Short task
Looking at the listing beneath, work out how many lines hold "Aggregation" and report only that figure.

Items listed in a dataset
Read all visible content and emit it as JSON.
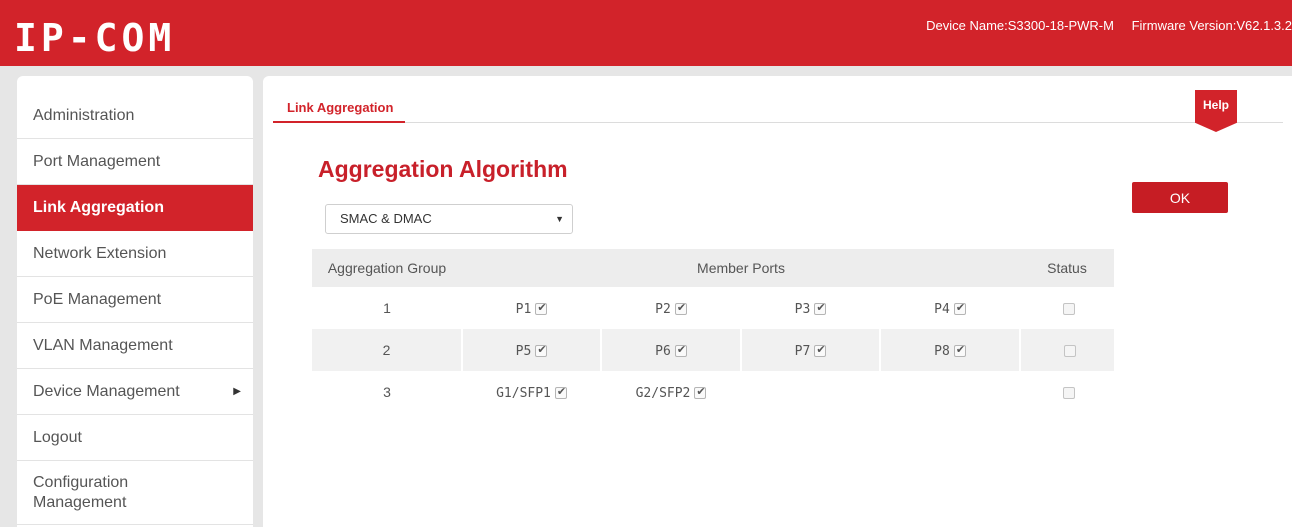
{
  "header": {
    "logo": "IP-COM",
    "device_name": "Device Name:S3300-18-PWR-M",
    "firmware_version": "Firmware Version:V62.1.3.2"
  },
  "sidebar": {
    "items": [
      {
        "label": "Administration"
      },
      {
        "label": "Port Management"
      },
      {
        "label": "Link Aggregation",
        "active": true
      },
      {
        "label": "Network Extension"
      },
      {
        "label": "PoE Management"
      },
      {
        "label": "VLAN Management"
      },
      {
        "label": "Device Management",
        "has_submenu": true
      },
      {
        "label": "Logout"
      },
      {
        "label": "Configuration Management"
      }
    ]
  },
  "main": {
    "tab": "Link Aggregation",
    "help_label": "Help",
    "section_title": "Aggregation Algorithm",
    "ok_label": "OK",
    "algorithm": {
      "selected": "SMAC & DMAC"
    },
    "table": {
      "headers": [
        "Aggregation Group",
        "Member Ports",
        "Status"
      ],
      "rows": [
        {
          "group": "1",
          "ports": [
            {
              "name": "P1",
              "checked": true
            },
            {
              "name": "P2",
              "checked": true
            },
            {
              "name": "P3",
              "checked": true
            },
            {
              "name": "P4",
              "checked": true
            }
          ],
          "status_checked": false
        },
        {
          "group": "2",
          "ports": [
            {
              "name": "P5",
              "checked": true
            },
            {
              "name": "P6",
              "checked": true
            },
            {
              "name": "P7",
              "checked": true
            },
            {
              "name": "P8",
              "checked": true
            }
          ],
          "status_checked": false
        },
        {
          "group": "3",
          "ports": [
            {
              "name": "G1/SFP1",
              "checked": true
            },
            {
              "name": "G2/SFP2",
              "checked": true
            }
          ],
          "status_checked": false
        }
      ]
    }
  },
  "colors": {
    "brand_red": "#d2232a",
    "backdrop": "#e6e6e6"
  }
}
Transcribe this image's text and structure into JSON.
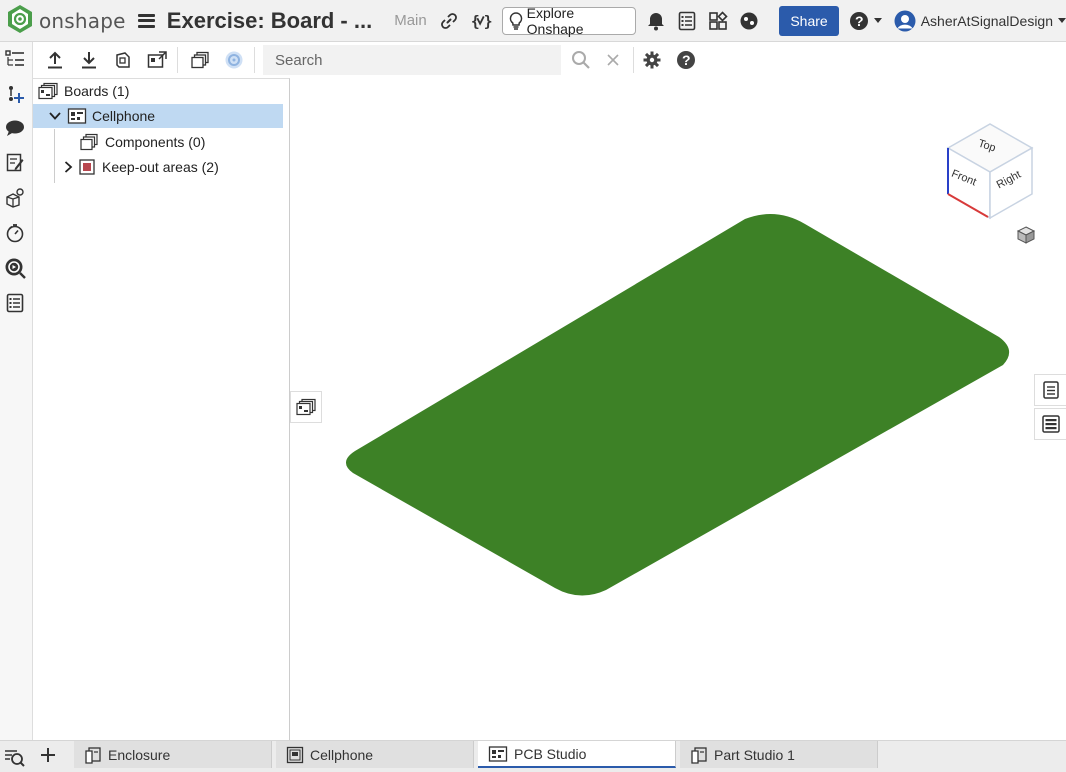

Full response
4